The exercise
Identify every line containing the word "fire" and reproduce each one.

[Lines of data]
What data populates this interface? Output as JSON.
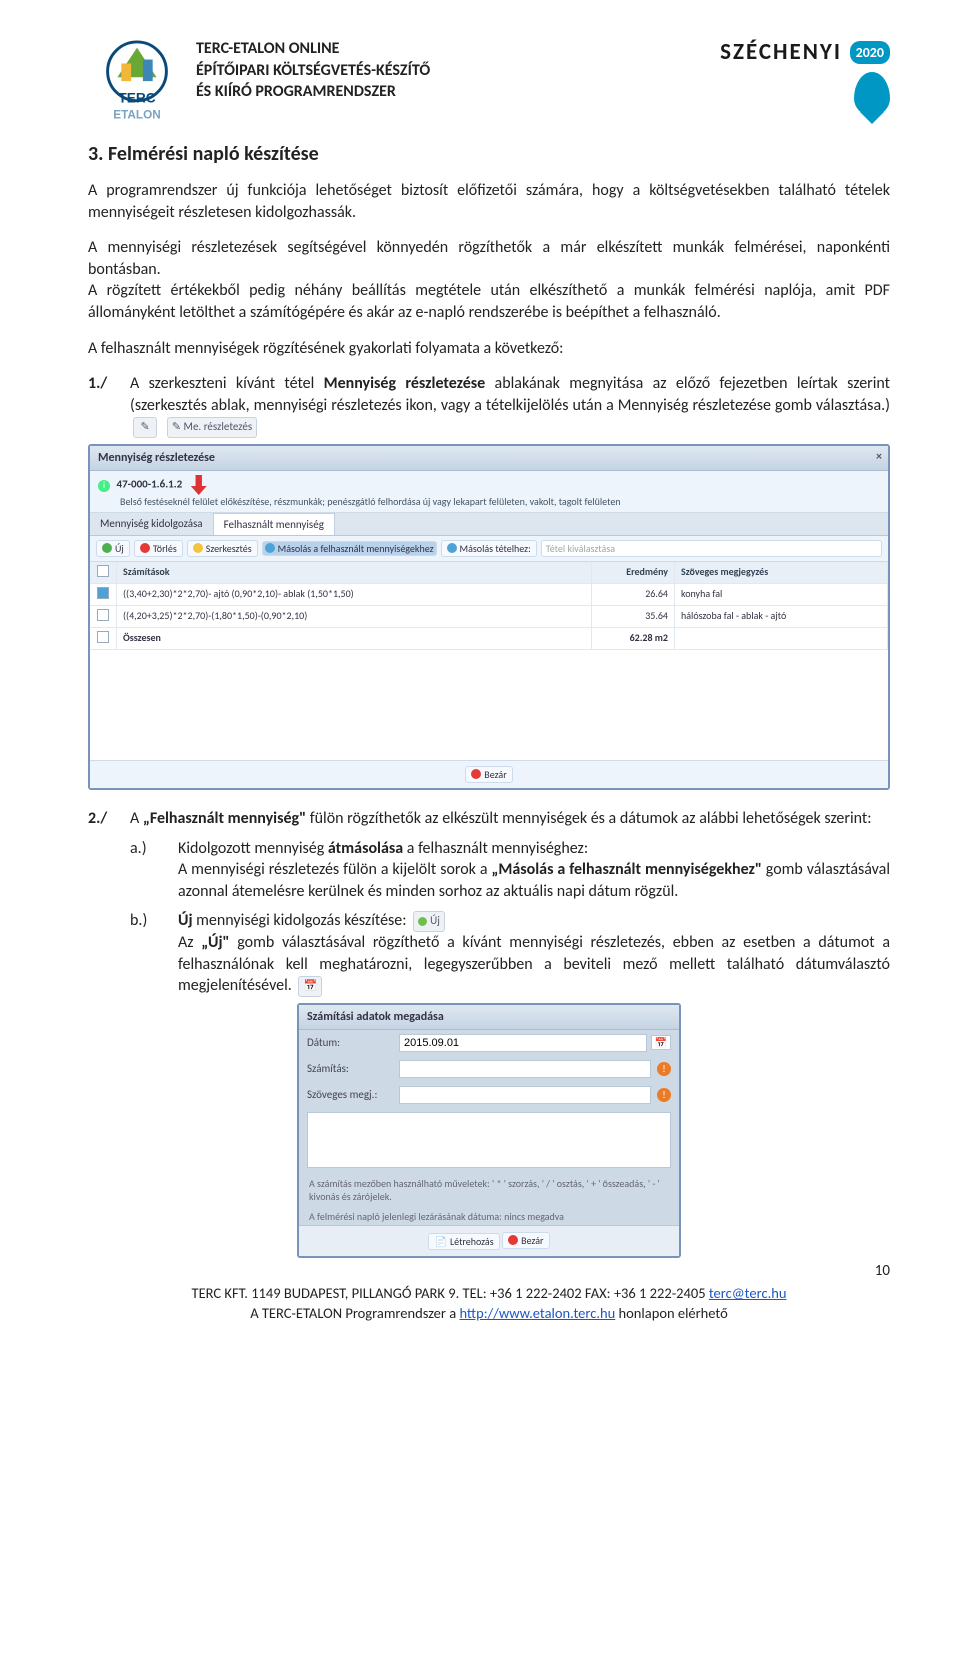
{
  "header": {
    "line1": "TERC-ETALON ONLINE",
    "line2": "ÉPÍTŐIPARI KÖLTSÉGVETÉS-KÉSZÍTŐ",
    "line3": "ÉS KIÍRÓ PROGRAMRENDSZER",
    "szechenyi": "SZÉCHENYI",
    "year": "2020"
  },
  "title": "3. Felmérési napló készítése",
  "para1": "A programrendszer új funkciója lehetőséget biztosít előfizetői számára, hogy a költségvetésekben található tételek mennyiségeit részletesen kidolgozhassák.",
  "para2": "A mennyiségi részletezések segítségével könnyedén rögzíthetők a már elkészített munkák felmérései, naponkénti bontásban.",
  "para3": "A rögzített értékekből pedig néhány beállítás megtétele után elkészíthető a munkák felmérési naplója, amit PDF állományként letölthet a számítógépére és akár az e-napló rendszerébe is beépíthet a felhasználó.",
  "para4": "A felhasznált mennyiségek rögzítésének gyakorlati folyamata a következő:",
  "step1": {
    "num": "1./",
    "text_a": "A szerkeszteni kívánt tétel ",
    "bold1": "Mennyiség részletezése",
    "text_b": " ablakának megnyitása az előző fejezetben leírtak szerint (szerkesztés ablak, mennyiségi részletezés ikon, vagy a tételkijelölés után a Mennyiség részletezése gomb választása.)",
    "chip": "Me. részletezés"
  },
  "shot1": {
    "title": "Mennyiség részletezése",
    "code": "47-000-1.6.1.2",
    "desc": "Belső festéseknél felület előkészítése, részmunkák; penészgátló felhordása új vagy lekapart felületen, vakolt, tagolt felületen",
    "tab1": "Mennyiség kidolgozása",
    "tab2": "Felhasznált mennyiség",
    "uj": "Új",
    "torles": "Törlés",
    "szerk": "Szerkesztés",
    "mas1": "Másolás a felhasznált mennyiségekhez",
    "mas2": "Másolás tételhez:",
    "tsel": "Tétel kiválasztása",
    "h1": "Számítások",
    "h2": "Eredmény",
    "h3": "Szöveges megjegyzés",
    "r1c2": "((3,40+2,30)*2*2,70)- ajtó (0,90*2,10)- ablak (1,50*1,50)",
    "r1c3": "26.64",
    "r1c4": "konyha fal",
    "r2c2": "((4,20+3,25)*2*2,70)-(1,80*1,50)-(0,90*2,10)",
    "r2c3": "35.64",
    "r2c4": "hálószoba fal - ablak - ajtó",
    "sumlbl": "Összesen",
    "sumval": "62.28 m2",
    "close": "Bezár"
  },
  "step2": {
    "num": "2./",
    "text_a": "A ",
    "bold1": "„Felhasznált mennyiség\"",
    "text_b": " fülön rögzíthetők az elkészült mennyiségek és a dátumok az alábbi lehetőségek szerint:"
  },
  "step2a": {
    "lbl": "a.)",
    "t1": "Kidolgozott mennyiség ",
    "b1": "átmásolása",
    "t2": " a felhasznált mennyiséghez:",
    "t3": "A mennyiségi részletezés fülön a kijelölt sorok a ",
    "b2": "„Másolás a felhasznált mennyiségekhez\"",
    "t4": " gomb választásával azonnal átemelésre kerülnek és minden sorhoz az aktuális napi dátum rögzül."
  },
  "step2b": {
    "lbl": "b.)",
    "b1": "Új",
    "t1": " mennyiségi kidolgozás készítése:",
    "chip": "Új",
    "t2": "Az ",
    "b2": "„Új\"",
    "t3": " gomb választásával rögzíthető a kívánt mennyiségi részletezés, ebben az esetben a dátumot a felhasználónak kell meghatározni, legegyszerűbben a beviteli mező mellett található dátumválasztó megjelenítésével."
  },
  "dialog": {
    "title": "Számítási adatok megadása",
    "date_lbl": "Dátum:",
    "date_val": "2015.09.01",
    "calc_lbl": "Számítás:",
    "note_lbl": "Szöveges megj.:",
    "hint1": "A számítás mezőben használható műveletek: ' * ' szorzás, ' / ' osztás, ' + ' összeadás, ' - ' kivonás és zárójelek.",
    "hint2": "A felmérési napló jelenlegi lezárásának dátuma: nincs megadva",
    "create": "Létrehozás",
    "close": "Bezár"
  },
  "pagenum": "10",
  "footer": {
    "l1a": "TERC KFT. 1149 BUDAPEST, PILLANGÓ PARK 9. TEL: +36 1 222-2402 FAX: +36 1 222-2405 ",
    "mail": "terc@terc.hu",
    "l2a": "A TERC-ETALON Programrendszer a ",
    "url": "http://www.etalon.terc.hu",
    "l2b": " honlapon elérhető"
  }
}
--
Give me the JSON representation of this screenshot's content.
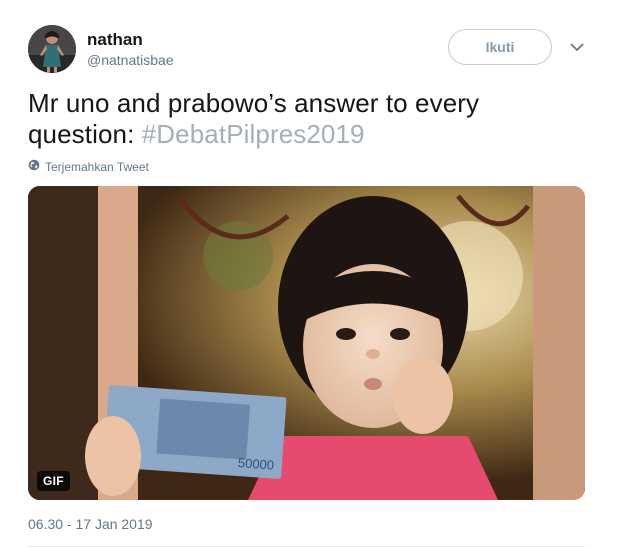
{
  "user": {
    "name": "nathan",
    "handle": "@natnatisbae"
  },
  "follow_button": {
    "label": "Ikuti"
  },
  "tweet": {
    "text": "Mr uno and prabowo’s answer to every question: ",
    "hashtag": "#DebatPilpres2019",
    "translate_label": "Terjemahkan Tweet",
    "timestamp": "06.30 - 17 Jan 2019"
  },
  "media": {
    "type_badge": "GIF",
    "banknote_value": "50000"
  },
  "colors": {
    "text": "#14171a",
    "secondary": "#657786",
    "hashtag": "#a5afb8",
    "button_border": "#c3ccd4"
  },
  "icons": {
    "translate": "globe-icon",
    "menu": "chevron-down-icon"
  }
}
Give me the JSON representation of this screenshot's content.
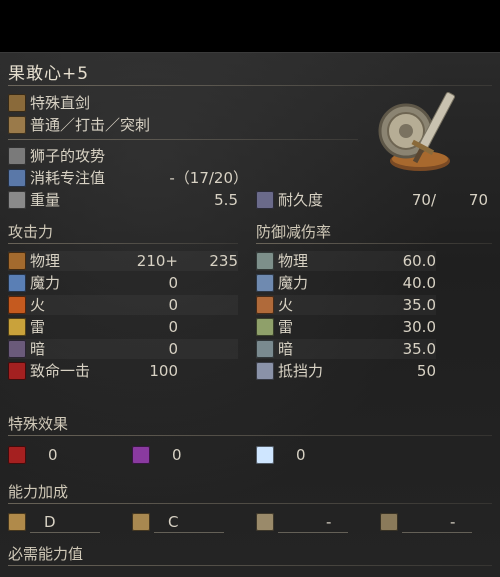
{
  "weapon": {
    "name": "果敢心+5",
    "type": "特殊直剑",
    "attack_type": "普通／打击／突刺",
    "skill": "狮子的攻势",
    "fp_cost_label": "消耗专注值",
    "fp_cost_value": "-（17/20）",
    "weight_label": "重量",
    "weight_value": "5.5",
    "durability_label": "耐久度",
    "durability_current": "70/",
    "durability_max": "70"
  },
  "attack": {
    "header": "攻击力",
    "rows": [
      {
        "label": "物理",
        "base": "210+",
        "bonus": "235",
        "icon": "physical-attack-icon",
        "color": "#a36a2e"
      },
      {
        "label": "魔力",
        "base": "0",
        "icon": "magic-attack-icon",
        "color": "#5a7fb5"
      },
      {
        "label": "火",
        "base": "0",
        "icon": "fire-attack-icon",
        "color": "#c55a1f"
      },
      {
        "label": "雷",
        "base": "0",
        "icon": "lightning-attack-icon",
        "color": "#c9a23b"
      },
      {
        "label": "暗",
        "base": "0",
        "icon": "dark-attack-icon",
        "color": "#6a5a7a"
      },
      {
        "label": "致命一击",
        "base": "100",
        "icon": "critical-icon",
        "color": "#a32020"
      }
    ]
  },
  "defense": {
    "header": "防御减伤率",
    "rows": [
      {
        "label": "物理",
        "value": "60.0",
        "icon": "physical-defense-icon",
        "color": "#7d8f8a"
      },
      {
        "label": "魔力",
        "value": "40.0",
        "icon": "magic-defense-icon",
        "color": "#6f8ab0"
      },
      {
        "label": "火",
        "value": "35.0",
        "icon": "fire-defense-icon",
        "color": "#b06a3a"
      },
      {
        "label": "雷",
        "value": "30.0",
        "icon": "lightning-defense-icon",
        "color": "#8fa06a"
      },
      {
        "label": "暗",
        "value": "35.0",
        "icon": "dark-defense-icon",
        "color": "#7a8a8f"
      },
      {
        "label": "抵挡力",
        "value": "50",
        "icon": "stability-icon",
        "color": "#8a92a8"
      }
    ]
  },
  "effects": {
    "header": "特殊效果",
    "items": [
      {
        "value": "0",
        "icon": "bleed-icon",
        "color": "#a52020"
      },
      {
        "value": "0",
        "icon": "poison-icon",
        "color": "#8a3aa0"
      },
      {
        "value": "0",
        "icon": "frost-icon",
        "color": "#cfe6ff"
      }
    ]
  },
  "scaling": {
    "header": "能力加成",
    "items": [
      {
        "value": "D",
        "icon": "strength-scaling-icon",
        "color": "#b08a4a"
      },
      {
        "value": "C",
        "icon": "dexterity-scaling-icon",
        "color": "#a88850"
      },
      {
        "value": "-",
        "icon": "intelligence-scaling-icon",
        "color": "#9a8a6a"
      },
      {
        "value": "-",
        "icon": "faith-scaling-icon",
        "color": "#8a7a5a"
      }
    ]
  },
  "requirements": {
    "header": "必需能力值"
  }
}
==
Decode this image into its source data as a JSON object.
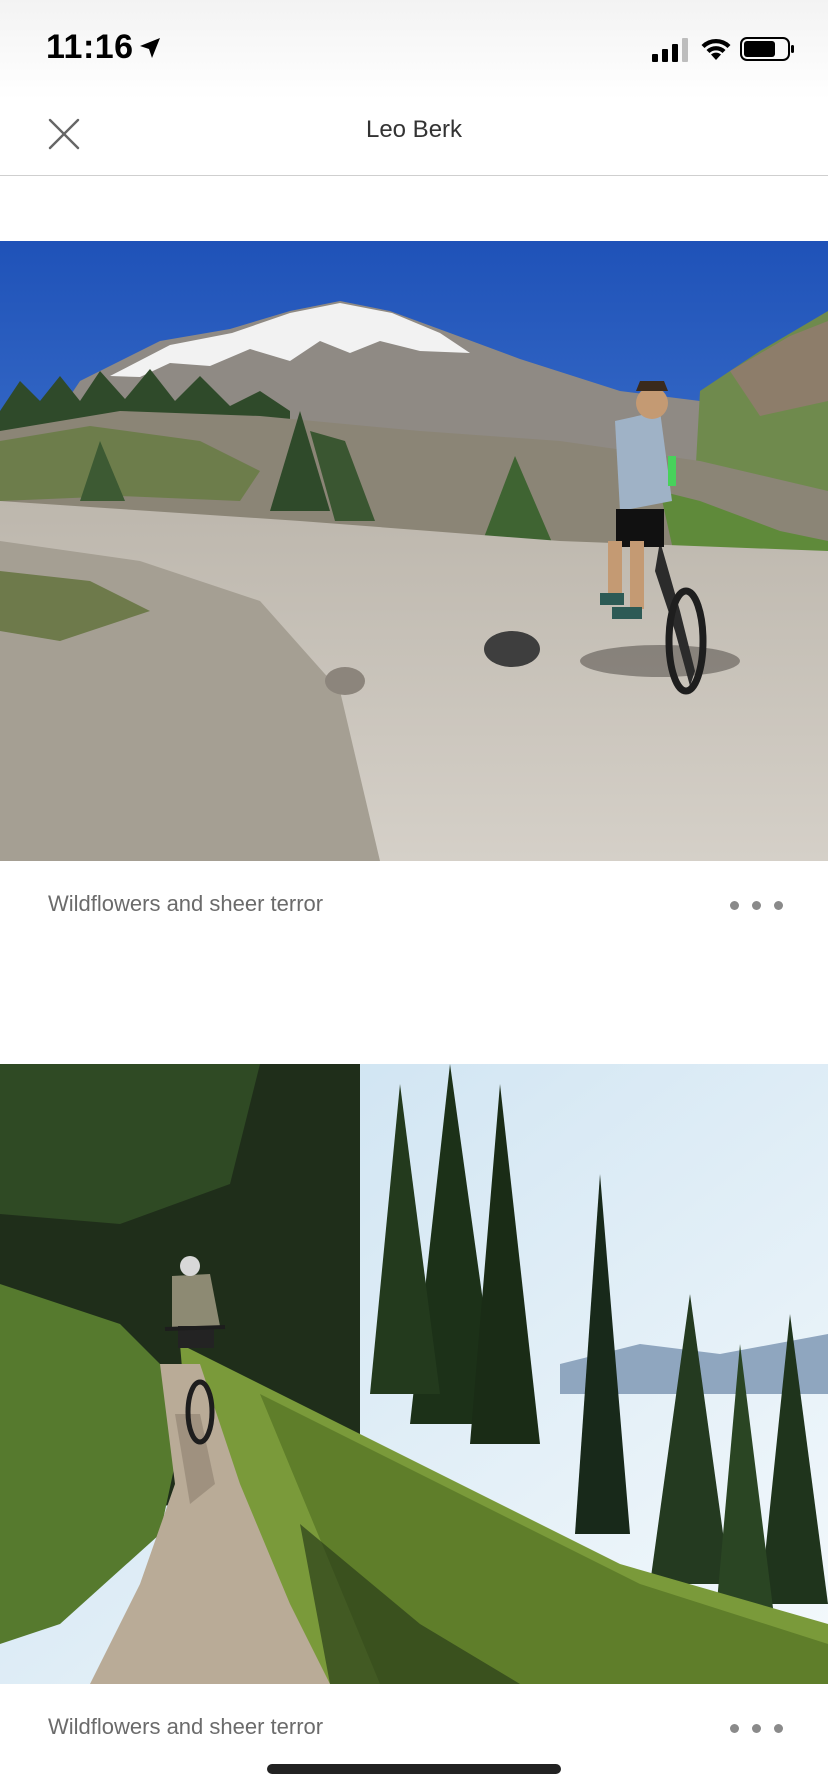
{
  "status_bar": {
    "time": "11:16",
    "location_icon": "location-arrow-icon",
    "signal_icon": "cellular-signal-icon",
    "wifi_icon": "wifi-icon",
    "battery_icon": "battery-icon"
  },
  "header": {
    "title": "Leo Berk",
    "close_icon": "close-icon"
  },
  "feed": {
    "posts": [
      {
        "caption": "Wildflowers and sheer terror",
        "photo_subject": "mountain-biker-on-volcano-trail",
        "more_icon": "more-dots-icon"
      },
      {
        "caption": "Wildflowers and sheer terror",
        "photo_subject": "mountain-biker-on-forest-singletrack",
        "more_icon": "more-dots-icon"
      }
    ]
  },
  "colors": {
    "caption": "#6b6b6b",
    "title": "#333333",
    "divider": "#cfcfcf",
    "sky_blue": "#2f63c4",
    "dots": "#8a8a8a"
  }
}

Finished answer
        "icon": "fire-attack-icon",
        "icon": "fire-defense-icon",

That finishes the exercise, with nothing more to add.